*DATA EXCERPTS*.
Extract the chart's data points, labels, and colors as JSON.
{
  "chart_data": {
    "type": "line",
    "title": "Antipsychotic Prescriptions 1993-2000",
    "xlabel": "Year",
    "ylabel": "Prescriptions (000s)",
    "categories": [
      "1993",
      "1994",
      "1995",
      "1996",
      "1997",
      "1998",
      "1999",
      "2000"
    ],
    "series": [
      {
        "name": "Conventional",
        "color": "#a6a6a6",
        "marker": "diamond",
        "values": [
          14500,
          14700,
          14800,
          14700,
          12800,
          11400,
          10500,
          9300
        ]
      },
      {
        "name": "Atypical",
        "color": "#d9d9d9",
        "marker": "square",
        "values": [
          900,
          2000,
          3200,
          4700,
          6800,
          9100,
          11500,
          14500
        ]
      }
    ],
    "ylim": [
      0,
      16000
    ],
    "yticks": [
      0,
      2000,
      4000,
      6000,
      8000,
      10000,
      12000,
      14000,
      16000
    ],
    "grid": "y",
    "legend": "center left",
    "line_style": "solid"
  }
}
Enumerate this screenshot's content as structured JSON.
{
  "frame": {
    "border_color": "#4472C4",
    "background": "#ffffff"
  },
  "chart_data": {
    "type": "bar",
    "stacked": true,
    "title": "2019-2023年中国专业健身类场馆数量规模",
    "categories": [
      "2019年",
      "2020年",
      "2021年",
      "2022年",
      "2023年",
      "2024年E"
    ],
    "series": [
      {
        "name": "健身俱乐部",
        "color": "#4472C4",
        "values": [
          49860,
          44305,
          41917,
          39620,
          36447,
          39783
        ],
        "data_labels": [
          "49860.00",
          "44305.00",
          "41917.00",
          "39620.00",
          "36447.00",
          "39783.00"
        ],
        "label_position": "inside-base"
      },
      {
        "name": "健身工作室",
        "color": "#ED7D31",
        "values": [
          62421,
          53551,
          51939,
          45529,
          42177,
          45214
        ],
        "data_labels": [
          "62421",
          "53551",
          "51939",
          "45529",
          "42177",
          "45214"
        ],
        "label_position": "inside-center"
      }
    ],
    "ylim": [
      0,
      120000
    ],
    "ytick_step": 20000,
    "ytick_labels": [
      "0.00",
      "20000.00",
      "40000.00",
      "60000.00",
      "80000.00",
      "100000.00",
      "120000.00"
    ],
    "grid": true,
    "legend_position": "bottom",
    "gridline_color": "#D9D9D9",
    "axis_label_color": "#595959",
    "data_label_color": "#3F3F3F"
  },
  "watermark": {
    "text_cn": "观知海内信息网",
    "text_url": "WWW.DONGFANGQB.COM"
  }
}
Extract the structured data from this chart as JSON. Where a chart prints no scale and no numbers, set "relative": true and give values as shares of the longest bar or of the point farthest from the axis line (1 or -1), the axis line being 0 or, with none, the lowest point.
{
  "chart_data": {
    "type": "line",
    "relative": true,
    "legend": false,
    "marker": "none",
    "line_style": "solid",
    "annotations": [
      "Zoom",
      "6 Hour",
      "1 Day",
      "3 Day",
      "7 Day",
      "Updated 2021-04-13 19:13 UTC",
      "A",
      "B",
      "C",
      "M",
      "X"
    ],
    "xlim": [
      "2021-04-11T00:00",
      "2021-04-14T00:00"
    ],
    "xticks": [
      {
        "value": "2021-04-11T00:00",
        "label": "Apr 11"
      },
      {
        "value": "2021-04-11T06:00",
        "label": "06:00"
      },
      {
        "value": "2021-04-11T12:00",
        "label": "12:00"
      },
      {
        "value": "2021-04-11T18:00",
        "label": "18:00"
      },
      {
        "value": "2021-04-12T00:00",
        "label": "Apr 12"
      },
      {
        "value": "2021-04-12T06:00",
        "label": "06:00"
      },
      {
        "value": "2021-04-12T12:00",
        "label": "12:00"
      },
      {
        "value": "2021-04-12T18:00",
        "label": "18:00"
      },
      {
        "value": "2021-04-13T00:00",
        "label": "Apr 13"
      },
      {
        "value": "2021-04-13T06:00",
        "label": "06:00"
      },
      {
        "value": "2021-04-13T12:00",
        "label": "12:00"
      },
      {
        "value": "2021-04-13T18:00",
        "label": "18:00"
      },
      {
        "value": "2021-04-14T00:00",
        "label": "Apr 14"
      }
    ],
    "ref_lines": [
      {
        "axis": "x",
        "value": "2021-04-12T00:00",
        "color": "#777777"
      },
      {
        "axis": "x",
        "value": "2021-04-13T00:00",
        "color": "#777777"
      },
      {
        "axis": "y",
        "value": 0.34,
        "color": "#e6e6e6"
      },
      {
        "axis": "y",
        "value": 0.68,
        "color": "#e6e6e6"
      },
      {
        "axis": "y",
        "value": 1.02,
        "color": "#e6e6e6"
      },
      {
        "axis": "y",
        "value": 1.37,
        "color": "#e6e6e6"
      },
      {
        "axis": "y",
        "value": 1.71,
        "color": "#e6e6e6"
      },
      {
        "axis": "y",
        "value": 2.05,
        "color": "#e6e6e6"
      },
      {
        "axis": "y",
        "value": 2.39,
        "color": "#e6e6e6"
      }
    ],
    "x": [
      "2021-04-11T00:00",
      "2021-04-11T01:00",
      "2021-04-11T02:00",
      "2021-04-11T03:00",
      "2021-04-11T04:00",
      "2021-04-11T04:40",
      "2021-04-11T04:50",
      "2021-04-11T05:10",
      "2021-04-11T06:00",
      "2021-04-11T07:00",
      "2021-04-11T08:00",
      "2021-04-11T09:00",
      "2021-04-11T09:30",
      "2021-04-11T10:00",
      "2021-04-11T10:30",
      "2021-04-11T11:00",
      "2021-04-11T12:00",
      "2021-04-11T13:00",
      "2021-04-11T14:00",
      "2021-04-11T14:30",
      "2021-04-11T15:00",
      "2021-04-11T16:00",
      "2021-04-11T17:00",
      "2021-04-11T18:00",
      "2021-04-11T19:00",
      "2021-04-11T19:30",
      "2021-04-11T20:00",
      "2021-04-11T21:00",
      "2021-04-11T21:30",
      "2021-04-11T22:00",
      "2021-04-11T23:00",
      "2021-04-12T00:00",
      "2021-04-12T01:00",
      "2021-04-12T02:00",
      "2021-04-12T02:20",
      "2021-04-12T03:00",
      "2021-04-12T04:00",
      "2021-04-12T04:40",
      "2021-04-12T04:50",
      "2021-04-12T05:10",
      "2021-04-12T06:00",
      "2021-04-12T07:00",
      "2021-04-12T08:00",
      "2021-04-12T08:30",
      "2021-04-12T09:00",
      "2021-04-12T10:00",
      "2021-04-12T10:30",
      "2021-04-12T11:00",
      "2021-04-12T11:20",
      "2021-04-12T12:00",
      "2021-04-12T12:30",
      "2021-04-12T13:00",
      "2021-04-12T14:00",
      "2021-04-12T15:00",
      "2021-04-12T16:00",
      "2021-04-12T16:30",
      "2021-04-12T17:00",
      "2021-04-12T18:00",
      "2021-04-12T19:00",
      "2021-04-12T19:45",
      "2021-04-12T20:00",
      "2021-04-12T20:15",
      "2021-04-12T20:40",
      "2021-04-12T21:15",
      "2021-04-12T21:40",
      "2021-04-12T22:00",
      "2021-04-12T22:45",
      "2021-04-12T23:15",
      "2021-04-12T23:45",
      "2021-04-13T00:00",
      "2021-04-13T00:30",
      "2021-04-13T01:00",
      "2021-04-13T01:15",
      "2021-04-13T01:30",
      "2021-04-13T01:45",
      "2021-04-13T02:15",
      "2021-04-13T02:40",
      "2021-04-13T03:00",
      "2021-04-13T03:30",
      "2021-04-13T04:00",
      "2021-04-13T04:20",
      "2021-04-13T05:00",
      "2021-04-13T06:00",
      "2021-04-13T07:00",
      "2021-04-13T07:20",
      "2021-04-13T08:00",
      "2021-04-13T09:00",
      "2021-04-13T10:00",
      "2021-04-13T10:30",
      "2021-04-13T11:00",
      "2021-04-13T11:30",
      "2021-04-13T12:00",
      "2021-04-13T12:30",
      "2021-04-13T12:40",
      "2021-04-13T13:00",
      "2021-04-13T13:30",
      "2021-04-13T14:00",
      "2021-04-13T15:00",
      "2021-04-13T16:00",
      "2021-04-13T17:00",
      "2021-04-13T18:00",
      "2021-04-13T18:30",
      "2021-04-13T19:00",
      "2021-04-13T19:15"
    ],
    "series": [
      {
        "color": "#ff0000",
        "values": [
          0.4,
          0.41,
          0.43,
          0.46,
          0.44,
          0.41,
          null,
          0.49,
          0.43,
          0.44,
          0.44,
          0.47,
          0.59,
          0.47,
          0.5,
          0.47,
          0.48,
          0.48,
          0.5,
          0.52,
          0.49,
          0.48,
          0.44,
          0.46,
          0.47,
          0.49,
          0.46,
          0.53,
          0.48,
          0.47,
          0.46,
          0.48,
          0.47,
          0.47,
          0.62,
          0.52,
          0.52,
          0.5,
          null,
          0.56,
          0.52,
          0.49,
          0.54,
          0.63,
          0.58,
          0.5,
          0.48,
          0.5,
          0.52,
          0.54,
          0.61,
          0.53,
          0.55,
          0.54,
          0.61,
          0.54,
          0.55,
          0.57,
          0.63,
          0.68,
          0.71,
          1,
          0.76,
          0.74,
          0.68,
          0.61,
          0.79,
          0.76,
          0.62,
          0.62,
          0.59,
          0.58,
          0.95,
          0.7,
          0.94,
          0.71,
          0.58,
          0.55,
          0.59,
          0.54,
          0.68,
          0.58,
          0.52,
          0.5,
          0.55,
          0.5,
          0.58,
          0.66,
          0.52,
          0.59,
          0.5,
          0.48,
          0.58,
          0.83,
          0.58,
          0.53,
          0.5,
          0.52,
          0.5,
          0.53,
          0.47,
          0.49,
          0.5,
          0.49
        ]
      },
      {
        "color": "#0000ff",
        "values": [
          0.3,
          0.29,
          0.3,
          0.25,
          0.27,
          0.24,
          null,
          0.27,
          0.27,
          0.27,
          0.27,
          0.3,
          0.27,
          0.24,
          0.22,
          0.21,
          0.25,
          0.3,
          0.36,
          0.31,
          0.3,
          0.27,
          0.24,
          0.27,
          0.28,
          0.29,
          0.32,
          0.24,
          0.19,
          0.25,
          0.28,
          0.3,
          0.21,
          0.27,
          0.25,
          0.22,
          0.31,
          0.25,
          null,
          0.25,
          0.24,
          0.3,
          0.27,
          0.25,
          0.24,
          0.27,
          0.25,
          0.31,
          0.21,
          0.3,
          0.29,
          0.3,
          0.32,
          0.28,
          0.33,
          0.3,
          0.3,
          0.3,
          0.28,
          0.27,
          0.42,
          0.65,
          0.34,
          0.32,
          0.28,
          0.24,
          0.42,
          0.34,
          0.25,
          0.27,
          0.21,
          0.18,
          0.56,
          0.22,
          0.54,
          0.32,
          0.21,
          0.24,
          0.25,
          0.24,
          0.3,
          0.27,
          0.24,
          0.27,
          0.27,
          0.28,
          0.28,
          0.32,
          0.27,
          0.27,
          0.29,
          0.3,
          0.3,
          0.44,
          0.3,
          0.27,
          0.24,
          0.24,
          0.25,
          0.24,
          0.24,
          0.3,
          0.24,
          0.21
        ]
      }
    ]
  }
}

*WHAT THE TASK REQUIRES*. Find every line in the records that has the string "this", then state how many there are and nothing else.

*THE COMPLETED TASK*. 2